TASK REQUIREMENTS
Go through the listing and return every line with "icon" in it.

▽

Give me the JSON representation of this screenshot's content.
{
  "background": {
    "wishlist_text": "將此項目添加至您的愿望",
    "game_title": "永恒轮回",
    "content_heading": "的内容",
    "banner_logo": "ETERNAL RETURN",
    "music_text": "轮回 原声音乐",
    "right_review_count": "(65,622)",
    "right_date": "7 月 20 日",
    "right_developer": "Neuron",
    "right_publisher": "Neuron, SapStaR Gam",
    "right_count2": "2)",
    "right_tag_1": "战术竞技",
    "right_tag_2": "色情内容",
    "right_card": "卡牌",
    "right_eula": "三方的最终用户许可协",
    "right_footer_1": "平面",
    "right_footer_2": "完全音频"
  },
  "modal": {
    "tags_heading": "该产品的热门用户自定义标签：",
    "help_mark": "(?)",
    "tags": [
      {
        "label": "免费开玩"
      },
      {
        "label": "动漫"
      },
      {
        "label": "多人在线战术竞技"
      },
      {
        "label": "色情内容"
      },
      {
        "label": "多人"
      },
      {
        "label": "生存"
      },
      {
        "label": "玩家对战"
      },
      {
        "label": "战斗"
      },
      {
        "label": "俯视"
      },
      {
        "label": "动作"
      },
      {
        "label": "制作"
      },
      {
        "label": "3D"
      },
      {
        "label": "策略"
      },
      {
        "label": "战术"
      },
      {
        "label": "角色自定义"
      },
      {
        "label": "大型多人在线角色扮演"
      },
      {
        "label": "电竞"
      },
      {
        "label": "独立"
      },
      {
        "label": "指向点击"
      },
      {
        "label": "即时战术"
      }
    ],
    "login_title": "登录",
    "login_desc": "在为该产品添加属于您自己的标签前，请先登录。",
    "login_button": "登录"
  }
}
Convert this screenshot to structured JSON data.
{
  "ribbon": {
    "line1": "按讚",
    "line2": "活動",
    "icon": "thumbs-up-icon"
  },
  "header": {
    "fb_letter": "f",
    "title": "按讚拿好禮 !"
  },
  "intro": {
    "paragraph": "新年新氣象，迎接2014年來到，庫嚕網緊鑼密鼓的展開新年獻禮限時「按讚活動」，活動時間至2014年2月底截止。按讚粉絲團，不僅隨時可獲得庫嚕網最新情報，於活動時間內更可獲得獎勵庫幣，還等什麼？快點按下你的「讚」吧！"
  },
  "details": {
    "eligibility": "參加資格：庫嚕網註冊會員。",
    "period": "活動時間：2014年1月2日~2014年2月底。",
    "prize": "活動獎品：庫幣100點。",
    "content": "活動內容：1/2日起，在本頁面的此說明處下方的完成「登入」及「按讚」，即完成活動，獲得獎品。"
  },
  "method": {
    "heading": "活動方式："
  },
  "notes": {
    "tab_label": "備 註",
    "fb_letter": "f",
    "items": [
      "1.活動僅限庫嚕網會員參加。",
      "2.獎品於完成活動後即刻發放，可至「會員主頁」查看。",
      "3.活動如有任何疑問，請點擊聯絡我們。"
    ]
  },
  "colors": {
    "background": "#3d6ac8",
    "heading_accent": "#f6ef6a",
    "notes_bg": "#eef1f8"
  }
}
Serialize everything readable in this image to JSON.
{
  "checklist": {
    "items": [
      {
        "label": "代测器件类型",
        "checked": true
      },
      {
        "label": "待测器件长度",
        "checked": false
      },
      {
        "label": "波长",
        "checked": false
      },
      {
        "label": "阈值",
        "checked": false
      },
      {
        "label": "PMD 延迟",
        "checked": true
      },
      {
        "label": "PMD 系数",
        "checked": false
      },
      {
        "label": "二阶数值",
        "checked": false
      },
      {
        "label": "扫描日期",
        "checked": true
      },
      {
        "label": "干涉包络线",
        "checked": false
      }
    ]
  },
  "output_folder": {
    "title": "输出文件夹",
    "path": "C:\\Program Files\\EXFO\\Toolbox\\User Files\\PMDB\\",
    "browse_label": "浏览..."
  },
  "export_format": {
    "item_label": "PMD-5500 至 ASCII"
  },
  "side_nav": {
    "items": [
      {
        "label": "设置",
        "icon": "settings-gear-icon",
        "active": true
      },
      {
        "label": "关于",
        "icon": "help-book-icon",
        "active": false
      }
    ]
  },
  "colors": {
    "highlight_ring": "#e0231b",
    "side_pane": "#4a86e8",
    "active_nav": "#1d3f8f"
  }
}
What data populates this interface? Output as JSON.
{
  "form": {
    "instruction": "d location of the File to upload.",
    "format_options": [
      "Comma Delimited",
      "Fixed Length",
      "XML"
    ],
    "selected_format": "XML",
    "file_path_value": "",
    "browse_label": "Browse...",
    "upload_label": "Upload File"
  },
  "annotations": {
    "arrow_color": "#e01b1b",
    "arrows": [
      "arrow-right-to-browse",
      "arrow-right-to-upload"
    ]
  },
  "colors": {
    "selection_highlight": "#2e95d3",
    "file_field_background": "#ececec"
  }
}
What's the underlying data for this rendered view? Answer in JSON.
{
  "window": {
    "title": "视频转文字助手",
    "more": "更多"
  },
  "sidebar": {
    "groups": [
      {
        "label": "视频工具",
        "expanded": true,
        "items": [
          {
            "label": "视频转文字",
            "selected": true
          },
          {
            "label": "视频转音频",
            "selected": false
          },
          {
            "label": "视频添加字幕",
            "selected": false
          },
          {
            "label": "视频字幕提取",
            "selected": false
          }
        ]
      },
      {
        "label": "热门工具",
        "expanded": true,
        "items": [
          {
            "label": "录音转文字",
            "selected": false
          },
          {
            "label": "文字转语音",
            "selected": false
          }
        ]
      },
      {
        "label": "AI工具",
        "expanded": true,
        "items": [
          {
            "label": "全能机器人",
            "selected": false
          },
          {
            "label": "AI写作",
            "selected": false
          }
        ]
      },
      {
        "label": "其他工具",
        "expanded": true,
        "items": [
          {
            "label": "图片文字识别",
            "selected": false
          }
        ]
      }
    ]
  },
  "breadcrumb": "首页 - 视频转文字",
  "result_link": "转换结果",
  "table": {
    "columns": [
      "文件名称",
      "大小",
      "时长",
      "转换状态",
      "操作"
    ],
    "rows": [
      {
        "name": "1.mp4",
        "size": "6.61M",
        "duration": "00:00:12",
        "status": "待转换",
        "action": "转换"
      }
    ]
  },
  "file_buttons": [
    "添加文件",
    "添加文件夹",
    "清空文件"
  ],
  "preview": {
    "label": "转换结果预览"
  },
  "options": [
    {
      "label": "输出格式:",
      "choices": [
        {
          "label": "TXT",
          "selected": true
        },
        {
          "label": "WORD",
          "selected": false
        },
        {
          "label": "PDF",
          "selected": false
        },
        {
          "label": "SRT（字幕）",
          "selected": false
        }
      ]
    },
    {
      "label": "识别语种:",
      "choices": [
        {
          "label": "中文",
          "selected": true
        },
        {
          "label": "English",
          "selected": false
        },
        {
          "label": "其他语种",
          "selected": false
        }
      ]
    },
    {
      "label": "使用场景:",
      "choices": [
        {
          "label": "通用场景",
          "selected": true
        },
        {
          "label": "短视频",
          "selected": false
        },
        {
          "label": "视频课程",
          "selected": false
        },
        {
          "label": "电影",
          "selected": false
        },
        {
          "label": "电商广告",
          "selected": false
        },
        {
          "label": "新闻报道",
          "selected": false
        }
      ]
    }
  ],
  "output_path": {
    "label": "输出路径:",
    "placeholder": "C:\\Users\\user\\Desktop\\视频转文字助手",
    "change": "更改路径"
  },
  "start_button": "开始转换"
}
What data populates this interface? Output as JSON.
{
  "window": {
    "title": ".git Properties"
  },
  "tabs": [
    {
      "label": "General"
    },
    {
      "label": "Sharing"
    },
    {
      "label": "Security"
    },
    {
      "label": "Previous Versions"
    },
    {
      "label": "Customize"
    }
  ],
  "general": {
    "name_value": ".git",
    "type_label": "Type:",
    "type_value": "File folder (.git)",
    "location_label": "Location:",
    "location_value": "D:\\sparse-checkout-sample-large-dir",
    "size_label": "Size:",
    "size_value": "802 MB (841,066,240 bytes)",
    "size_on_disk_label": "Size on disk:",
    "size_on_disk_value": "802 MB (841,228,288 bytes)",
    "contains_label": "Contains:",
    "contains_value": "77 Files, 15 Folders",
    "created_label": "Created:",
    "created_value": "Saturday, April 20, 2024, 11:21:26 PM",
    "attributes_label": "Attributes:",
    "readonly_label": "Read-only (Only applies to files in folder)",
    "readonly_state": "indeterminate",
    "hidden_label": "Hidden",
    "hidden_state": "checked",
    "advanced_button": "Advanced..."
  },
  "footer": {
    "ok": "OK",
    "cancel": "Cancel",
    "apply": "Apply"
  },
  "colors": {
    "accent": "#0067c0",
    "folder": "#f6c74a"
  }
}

△

FINISHED ANSWER
    "icon": "thumbs-up-icon"
        "icon": "settings-gear-icon",
        "icon": "help-book-icon",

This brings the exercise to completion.